- Task -
Repeat the full listing below verbatim and keep the images out.

Some records:
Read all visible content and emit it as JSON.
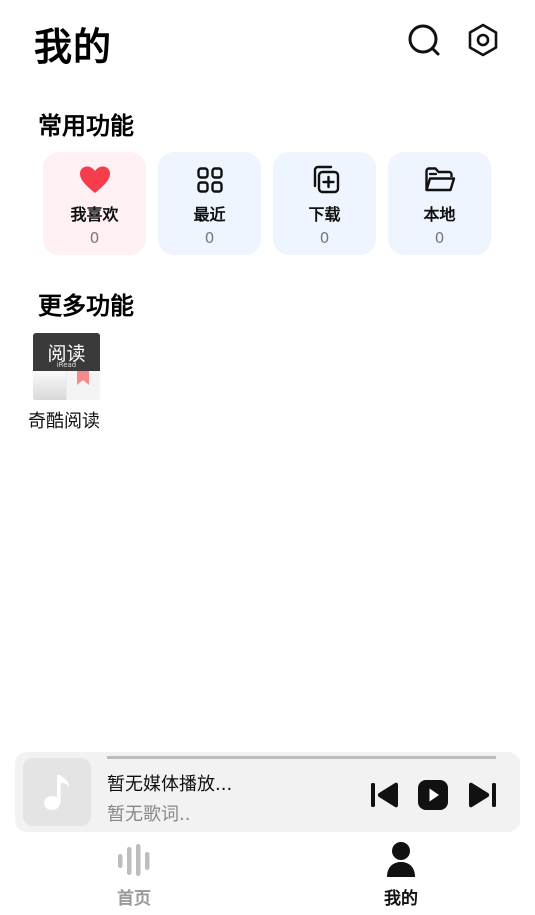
{
  "header": {
    "title": "我的",
    "search_icon": "search-icon",
    "settings_icon": "gear-icon"
  },
  "common": {
    "title": "常用功能",
    "cards": [
      {
        "label": "我喜欢",
        "count": "0",
        "icon": "heart-icon",
        "color": "#f53d4b"
      },
      {
        "label": "最近",
        "count": "0",
        "icon": "grid-icon",
        "color": "#111111"
      },
      {
        "label": "下载",
        "count": "0",
        "icon": "download-copy-icon",
        "color": "#111111"
      },
      {
        "label": "本地",
        "count": "0",
        "icon": "folder-icon",
        "color": "#111111"
      }
    ]
  },
  "more": {
    "title": "更多功能",
    "apps": [
      {
        "name": "奇酷阅读",
        "icon_text": "阅读",
        "icon_subtext": "iRead"
      }
    ]
  },
  "player": {
    "title": "暂无媒体播放...",
    "lyric": "暂无歌词..",
    "progress": 0,
    "cover_icon": "music-note-icon",
    "controls": [
      "skip-previous-icon",
      "play-icon",
      "skip-next-icon"
    ]
  },
  "tabs": [
    {
      "label": "首页",
      "icon": "equalizer-icon",
      "active": false
    },
    {
      "label": "我的",
      "icon": "person-icon",
      "active": true
    }
  ],
  "colors": {
    "favorite_bg": "#fff0f3",
    "card_bg": "#eef5ff",
    "accent_heart": "#f53d4b"
  }
}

- The answer -
Read all visible content and emit it as JSON.
{
  "header": {
    "title": "我的",
    "search_icon": "search-icon",
    "settings_icon": "gear-icon"
  },
  "common": {
    "title": "常用功能",
    "cards": [
      {
        "label": "我喜欢",
        "count": "0",
        "icon": "heart-icon",
        "color": "#f53d4b"
      },
      {
        "label": "最近",
        "count": "0",
        "icon": "grid-icon",
        "color": "#111111"
      },
      {
        "label": "下载",
        "count": "0",
        "icon": "download-copy-icon",
        "color": "#111111"
      },
      {
        "label": "本地",
        "count": "0",
        "icon": "folder-icon",
        "color": "#111111"
      }
    ]
  },
  "more": {
    "title": "更多功能",
    "apps": [
      {
        "name": "奇酷阅读",
        "icon_text": "阅读",
        "icon_subtext": "iRead"
      }
    ]
  },
  "player": {
    "title": "暂无媒体播放...",
    "lyric": "暂无歌词..",
    "progress": 0,
    "cover_icon": "music-note-icon",
    "controls": [
      "skip-previous-icon",
      "play-icon",
      "skip-next-icon"
    ]
  },
  "tabs": [
    {
      "label": "首页",
      "icon": "equalizer-icon",
      "active": false
    },
    {
      "label": "我的",
      "icon": "person-icon",
      "active": true
    }
  ],
  "colors": {
    "favorite_bg": "#fff0f3",
    "card_bg": "#eef5ff",
    "accent_heart": "#f53d4b"
  }
}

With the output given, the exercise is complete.